* _Exercise goal_
Print every one of the entries below line for line, with no changes, but leave out the picture lines.

* _Data supplied_
— START —

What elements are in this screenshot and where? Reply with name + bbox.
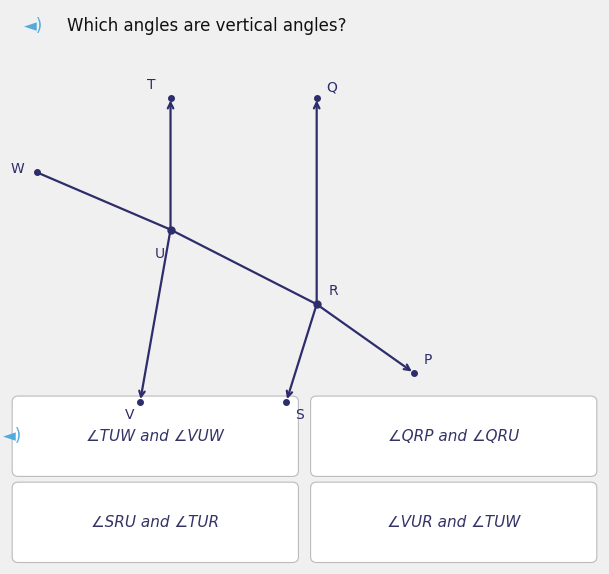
FancyBboxPatch shape [311,482,597,563]
FancyBboxPatch shape [12,396,298,476]
Text: P: P [423,354,432,367]
Text: ∠VUR and ∠TUW: ∠VUR and ∠TUW [387,515,521,530]
Text: T: T [147,78,155,92]
Text: ◄): ◄) [3,427,23,445]
Text: V: V [124,408,134,421]
Text: S: S [295,408,304,421]
FancyBboxPatch shape [12,482,298,563]
Text: U: U [154,247,164,261]
Text: ∠SRU and ∠TUR: ∠SRU and ∠TUR [91,515,219,530]
FancyBboxPatch shape [311,396,597,476]
Text: Q: Q [326,81,337,95]
Text: W: W [10,162,24,176]
Text: Which angles are vertical angles?: Which angles are vertical angles? [67,17,347,35]
Text: R: R [329,285,339,298]
Text: ∠QRP and ∠QRU: ∠QRP and ∠QRU [388,429,519,444]
Text: ◄): ◄) [24,17,44,35]
Text: ∠TUW and ∠VUW: ∠TUW and ∠VUW [86,429,224,444]
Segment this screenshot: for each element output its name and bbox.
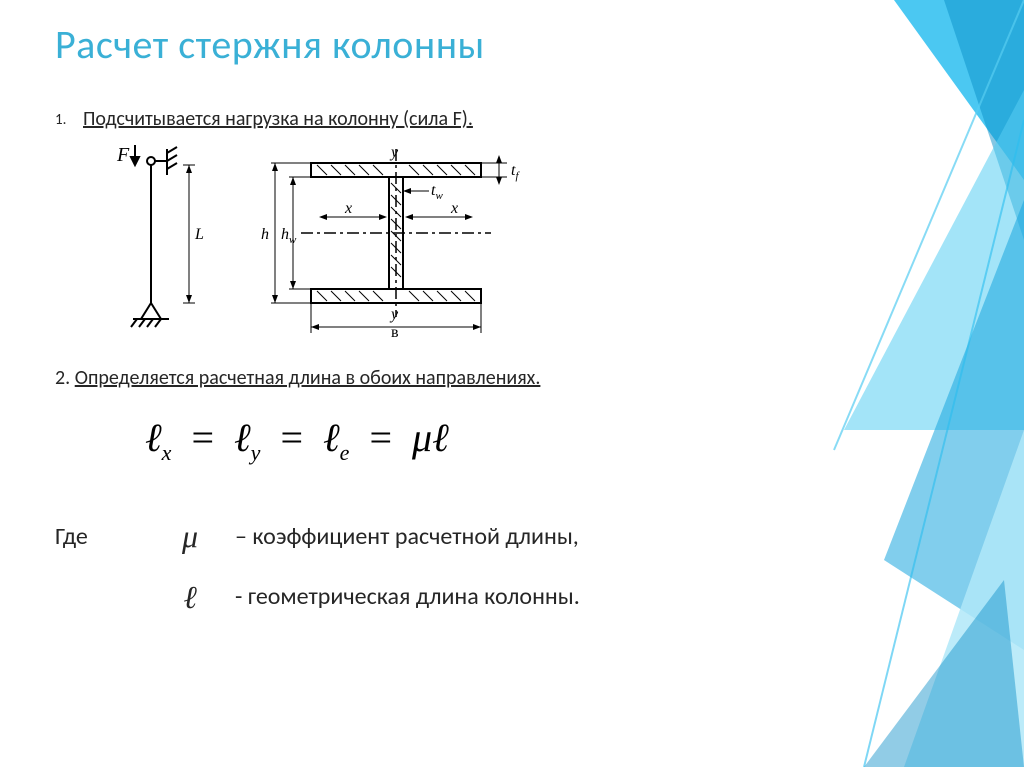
where-row-mu: Где μ – коэффициент расчетной длины, <box>55 506 924 567</box>
y-top-label: y <box>389 144 399 161</box>
f-label: F <box>116 144 130 166</box>
svg-text:tw: tw <box>431 182 443 202</box>
tf-sub: f <box>515 170 520 182</box>
f-eq1: = <box>181 415 224 460</box>
f-ly-var: ℓ <box>234 415 251 460</box>
x-right-label: x <box>450 200 458 217</box>
f-le-sub: e <box>340 440 350 465</box>
l-text: - геометрическая длина колонны. <box>235 574 580 620</box>
where-row-l: ℓ - геометрическая длина колонны. <box>55 567 924 628</box>
f-mu: μ <box>412 415 432 460</box>
b-label: в <box>391 324 399 338</box>
step-2-text: Определяется расчетная длина в обоих нап… <box>75 366 541 390</box>
y-bot-label: y <box>389 306 399 323</box>
svg-text:tf: tf <box>511 162 520 182</box>
slide-title: Расчет стержня колонны <box>55 20 924 69</box>
f-lx-var: ℓ <box>145 415 162 460</box>
column-force-diagram: F L <box>103 143 213 338</box>
where-block: Где μ – коэффициент расчетной длины, ℓ -… <box>55 506 924 628</box>
f-ly-sub: y <box>251 440 261 465</box>
step-1-text: Подсчитывается нагрузка на колонну (сила… <box>83 107 473 131</box>
h-label: h <box>261 226 269 243</box>
hw-label: h <box>281 226 289 243</box>
mu-text: – коэффициент расчетной длины, <box>235 514 579 560</box>
f-lx-sub: x <box>162 440 172 465</box>
where-label: Где <box>55 514 145 560</box>
f-eq2: = <box>270 415 313 460</box>
step-list: 1.Подсчитывается нагрузка на колонну (си… <box>55 107 924 131</box>
effective-length-formula: ℓx = ℓy = ℓe = μℓ <box>145 414 924 466</box>
f-le-var: ℓ <box>323 415 340 460</box>
hw-sub: w <box>289 234 297 246</box>
diagrams-row: F L <box>103 143 924 338</box>
ibeam-diagram: y y x x tw tf h hw в <box>231 143 551 338</box>
step-2-num: 2. <box>55 366 70 390</box>
step-1-num: 1. <box>55 111 83 129</box>
step-2: 2. Определяется расчетная длина в обоих … <box>55 366 924 390</box>
l-symbol: ℓ <box>145 567 235 628</box>
l-label: L <box>194 226 204 243</box>
slide-content: Расчет стержня колонны 1.Подсчитывается … <box>55 20 924 628</box>
step-1: 1.Подсчитывается нагрузка на колонну (си… <box>83 107 924 131</box>
f-eq3: = <box>359 415 402 460</box>
tw-sub: w <box>435 190 443 202</box>
svg-text:hw: hw <box>281 226 297 246</box>
x-left-label: x <box>344 200 352 217</box>
mu-symbol: μ <box>145 506 235 567</box>
f-l: ℓ <box>432 415 449 460</box>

— END —

* _Exercise answer_
What elements are in this screenshot and where? Reply with name + bbox.
FancyBboxPatch shape [311,482,597,563]
FancyBboxPatch shape [12,396,298,476]
Text: P: P [423,354,432,367]
Text: ∠VUR and ∠TUW: ∠VUR and ∠TUW [387,515,521,530]
Text: T: T [147,78,155,92]
Text: ◄): ◄) [3,427,23,445]
Text: V: V [124,408,134,421]
Text: S: S [295,408,304,421]
FancyBboxPatch shape [12,482,298,563]
Text: U: U [154,247,164,261]
Text: ∠SRU and ∠TUR: ∠SRU and ∠TUR [91,515,219,530]
FancyBboxPatch shape [311,396,597,476]
Text: Q: Q [326,81,337,95]
Text: W: W [10,162,24,176]
Text: Which angles are vertical angles?: Which angles are vertical angles? [67,17,347,35]
Text: R: R [329,285,339,298]
Text: ∠QRP and ∠QRU: ∠QRP and ∠QRU [388,429,519,444]
Text: ◄): ◄) [24,17,44,35]
Text: ∠TUW and ∠VUW: ∠TUW and ∠VUW [86,429,224,444]
Segment this screenshot: for each element output its name and bbox.
where-row-mu: Где μ – коэффициент расчетной длины, <box>55 506 924 567</box>
y-top-label: y <box>389 144 399 161</box>
f-label: F <box>116 144 130 166</box>
svg-text:tw: tw <box>431 182 443 202</box>
tf-sub: f <box>515 170 520 182</box>
f-eq1: = <box>181 415 224 460</box>
f-ly-var: ℓ <box>234 415 251 460</box>
x-right-label: x <box>450 200 458 217</box>
f-le-sub: e <box>340 440 350 465</box>
l-text: - геометрическая длина колонны. <box>235 574 580 620</box>
where-row-l: ℓ - геометрическая длина колонны. <box>55 567 924 628</box>
f-mu: μ <box>412 415 432 460</box>
b-label: в <box>391 324 399 338</box>
step-2-text: Определяется расчетная длина в обоих нап… <box>75 366 541 390</box>
y-bot-label: y <box>389 306 399 323</box>
svg-text:tf: tf <box>511 162 520 182</box>
slide-title: Расчет стержня колонны <box>55 20 924 69</box>
f-lx-var: ℓ <box>145 415 162 460</box>
column-force-diagram: F L <box>103 143 213 338</box>
where-block: Где μ – коэффициент расчетной длины, ℓ -… <box>55 506 924 628</box>
f-ly-sub: y <box>251 440 261 465</box>
step-1-text: Подсчитывается нагрузка на колонну (сила… <box>83 107 473 131</box>
h-label: h <box>261 226 269 243</box>
hw-label: h <box>281 226 289 243</box>
mu-text: – коэффициент расчетной длины, <box>235 514 579 560</box>
f-lx-sub: x <box>162 440 172 465</box>
where-label: Где <box>55 514 145 560</box>
f-eq2: = <box>270 415 313 460</box>
step-list: 1.Подсчитывается нагрузка на колонну (си… <box>55 107 924 131</box>
effective-length-formula: ℓx = ℓy = ℓe = μℓ <box>145 414 924 466</box>
f-le-var: ℓ <box>323 415 340 460</box>
hw-sub: w <box>289 234 297 246</box>
diagrams-row: F L <box>103 143 924 338</box>
ibeam-diagram: y y x x tw tf h hw в <box>231 143 551 338</box>
step-2-num: 2. <box>55 366 70 390</box>
step-1-num: 1. <box>55 111 83 129</box>
step-2: 2. Определяется расчетная длина в обоих … <box>55 366 924 390</box>
l-symbol: ℓ <box>145 567 235 628</box>
l-label: L <box>194 226 204 243</box>
slide-content: Расчет стержня колонны 1.Подсчитывается … <box>55 20 924 628</box>
step-1: 1.Подсчитывается нагрузка на колонну (си… <box>83 107 924 131</box>
f-eq3: = <box>359 415 402 460</box>
tw-sub: w <box>435 190 443 202</box>
svg-text:hw: hw <box>281 226 297 246</box>
x-left-label: x <box>344 200 352 217</box>
mu-symbol: μ <box>145 506 235 567</box>
f-l: ℓ <box>432 415 449 460</box>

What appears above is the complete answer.